Extract each line where the string "this" shows up.

- DATASET CONTENT -
****************

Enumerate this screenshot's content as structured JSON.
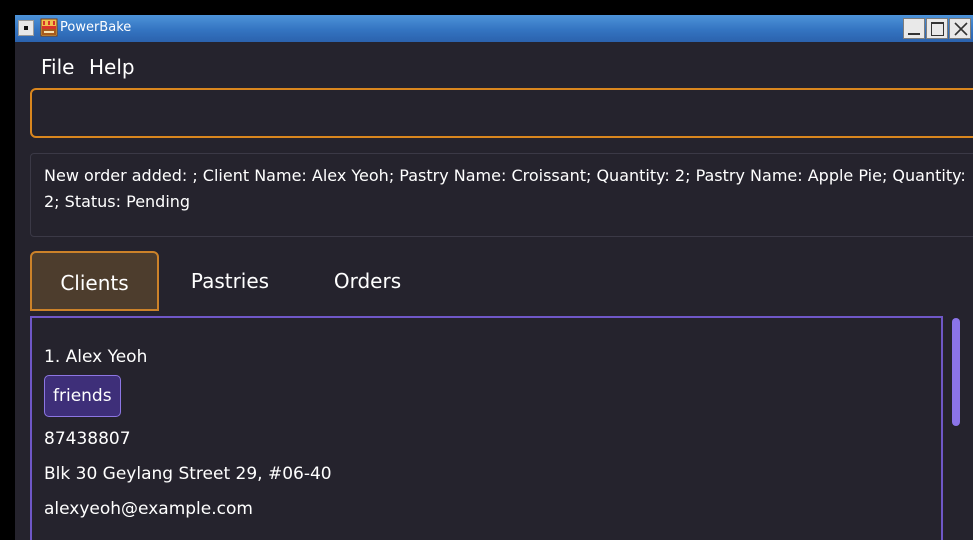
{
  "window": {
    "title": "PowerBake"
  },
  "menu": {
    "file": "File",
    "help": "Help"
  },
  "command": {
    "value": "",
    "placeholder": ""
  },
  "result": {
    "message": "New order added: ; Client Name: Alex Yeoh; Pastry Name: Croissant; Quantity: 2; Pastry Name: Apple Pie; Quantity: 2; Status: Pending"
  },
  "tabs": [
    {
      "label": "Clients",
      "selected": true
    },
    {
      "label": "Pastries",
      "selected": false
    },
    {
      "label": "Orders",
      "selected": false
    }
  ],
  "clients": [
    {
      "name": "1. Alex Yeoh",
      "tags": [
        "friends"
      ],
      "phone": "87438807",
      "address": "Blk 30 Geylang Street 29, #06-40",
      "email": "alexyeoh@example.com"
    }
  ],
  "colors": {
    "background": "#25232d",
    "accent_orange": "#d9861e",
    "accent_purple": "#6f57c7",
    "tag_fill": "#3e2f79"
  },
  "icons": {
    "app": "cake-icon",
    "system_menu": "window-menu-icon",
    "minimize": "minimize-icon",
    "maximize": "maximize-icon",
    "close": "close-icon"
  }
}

****************

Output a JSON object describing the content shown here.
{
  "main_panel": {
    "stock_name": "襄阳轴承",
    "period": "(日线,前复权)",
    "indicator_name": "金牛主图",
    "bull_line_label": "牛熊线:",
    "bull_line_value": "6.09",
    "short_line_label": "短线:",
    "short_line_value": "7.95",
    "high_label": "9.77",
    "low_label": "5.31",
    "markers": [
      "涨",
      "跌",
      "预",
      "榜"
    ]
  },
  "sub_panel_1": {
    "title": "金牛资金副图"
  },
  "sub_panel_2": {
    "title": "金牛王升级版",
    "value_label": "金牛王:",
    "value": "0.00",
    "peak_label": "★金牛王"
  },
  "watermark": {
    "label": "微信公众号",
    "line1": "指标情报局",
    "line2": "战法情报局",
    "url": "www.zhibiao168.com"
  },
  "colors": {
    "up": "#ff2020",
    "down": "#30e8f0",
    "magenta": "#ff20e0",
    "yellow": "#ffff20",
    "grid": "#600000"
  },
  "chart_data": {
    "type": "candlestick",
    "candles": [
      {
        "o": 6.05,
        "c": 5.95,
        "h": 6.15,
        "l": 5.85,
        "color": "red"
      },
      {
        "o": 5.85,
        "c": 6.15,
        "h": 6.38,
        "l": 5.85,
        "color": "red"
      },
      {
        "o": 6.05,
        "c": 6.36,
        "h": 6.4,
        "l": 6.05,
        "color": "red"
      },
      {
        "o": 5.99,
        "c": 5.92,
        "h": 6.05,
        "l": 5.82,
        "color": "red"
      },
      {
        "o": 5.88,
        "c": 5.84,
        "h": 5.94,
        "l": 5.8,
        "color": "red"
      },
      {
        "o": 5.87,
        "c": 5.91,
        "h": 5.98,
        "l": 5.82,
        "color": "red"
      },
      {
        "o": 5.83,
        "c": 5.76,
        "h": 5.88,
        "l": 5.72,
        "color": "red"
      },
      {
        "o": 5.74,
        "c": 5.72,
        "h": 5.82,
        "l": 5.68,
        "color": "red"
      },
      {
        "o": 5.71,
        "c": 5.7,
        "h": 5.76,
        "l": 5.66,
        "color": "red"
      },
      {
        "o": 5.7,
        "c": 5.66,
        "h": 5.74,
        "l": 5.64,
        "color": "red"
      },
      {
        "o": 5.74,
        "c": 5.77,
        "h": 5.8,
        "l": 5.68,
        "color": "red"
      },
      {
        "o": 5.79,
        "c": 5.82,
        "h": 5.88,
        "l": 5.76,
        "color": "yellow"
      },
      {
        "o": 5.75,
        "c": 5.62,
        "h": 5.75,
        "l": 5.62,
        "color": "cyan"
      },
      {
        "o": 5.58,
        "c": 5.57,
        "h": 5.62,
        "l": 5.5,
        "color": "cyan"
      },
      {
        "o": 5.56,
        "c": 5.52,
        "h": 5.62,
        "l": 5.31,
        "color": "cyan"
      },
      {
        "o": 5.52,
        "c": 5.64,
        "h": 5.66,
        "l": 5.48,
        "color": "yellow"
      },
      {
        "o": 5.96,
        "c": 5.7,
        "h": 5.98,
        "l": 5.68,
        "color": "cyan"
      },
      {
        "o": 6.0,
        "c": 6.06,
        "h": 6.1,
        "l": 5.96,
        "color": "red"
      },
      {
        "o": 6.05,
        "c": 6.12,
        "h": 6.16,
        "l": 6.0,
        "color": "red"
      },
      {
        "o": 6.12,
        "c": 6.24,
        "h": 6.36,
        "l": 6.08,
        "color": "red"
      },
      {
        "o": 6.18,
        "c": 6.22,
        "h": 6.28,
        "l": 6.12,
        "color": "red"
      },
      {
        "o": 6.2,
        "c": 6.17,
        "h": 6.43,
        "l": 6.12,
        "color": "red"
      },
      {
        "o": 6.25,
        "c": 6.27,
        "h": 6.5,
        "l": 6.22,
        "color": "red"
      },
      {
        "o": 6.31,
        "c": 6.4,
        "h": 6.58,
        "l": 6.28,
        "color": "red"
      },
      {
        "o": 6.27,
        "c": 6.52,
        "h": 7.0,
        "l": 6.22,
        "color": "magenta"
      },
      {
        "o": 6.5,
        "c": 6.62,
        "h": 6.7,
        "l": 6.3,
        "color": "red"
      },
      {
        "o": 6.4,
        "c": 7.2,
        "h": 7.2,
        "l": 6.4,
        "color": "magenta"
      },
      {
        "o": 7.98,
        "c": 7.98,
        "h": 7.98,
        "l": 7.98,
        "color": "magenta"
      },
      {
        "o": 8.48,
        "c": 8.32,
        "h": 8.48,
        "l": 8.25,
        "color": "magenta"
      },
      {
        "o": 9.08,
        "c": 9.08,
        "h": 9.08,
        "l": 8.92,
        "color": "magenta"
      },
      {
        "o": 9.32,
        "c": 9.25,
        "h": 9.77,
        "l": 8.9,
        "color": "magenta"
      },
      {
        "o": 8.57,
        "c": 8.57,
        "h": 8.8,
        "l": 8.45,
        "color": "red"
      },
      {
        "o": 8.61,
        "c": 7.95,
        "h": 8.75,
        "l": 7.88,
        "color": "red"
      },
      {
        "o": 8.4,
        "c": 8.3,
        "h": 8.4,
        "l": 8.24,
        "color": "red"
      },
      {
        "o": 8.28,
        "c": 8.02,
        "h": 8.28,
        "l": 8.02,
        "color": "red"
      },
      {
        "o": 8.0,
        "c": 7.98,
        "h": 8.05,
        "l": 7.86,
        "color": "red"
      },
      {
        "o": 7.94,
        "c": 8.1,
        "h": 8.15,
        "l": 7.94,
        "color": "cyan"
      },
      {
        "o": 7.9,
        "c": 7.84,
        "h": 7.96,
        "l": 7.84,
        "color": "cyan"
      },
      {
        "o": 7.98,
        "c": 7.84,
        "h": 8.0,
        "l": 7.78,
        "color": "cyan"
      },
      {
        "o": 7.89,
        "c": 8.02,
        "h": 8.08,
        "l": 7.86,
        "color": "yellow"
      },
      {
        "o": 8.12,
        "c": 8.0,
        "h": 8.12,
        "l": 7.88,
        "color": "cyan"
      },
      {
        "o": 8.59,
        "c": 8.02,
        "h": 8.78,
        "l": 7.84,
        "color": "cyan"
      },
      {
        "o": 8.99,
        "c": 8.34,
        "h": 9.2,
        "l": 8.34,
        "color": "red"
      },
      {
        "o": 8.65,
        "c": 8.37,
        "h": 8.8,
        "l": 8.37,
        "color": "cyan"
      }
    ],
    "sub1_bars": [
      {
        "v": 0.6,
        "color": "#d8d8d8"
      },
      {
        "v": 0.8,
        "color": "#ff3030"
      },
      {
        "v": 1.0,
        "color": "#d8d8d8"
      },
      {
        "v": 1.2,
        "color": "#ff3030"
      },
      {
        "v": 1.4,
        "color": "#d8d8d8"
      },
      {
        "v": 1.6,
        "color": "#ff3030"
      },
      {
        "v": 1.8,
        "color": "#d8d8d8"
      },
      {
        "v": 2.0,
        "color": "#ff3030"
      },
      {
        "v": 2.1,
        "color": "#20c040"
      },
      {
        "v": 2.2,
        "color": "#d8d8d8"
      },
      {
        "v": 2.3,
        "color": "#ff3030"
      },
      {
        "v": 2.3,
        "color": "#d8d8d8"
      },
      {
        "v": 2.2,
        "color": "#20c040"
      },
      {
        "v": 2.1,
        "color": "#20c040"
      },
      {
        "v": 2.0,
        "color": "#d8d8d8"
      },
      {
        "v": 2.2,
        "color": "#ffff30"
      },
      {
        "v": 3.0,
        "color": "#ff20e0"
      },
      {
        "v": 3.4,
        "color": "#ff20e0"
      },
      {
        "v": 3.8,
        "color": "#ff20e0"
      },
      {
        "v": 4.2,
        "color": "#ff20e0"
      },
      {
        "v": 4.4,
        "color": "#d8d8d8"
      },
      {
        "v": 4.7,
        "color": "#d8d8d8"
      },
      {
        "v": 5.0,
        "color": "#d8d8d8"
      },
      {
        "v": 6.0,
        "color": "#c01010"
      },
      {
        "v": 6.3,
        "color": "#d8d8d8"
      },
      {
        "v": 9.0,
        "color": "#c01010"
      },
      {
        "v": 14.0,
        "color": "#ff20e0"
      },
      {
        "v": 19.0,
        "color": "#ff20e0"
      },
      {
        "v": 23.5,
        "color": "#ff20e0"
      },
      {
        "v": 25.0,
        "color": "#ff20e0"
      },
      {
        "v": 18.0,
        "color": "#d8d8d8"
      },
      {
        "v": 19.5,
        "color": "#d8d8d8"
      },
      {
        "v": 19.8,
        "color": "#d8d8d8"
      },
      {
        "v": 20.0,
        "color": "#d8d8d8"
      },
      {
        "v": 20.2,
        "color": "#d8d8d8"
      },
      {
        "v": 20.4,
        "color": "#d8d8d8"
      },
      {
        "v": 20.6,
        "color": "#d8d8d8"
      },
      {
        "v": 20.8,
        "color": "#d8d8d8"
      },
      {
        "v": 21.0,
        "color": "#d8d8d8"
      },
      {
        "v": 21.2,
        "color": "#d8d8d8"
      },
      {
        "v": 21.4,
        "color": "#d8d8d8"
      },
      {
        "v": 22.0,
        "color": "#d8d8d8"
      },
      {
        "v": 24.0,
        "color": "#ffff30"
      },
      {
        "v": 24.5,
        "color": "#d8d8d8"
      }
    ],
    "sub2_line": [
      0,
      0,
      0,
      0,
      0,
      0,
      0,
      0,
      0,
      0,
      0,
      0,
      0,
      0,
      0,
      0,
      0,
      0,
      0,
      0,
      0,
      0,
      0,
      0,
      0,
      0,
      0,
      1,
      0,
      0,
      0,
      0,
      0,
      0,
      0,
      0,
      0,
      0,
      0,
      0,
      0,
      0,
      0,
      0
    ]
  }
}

****************

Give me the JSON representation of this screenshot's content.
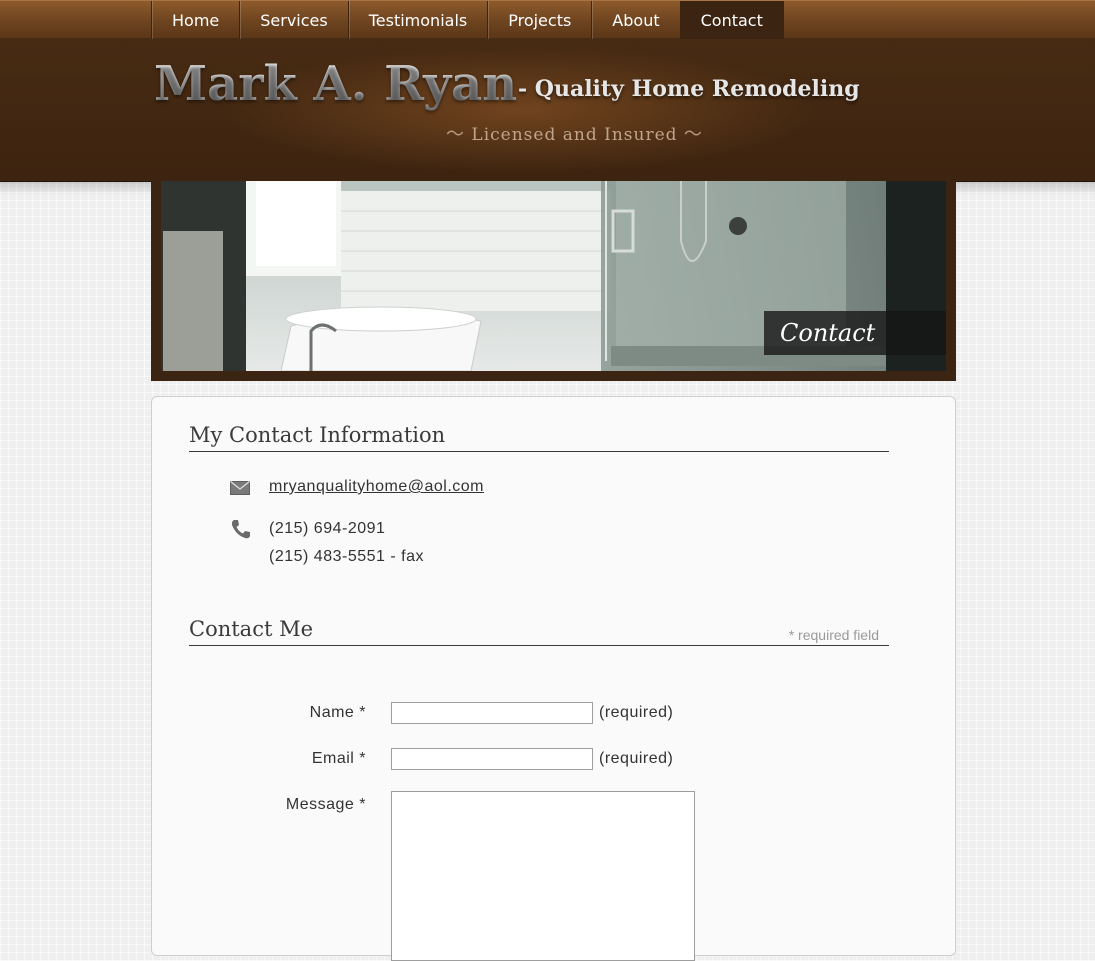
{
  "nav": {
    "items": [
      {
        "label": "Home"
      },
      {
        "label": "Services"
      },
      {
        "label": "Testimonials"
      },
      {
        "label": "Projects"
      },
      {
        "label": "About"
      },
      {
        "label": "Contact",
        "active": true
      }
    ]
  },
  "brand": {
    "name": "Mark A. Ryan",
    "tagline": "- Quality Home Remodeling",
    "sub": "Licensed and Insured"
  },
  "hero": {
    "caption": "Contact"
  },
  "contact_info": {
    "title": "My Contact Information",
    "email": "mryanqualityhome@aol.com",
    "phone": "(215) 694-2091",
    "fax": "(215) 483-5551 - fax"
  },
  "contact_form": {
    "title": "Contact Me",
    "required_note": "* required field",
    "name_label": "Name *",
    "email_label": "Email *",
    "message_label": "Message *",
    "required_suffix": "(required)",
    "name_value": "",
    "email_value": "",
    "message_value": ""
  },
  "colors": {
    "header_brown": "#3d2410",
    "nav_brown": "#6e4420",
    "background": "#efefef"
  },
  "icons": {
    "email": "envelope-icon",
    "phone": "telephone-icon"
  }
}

****************

- THE RESULT -
Enumerate this screenshot's content as structured JSON.
Give me the JSON representation of this screenshot's content.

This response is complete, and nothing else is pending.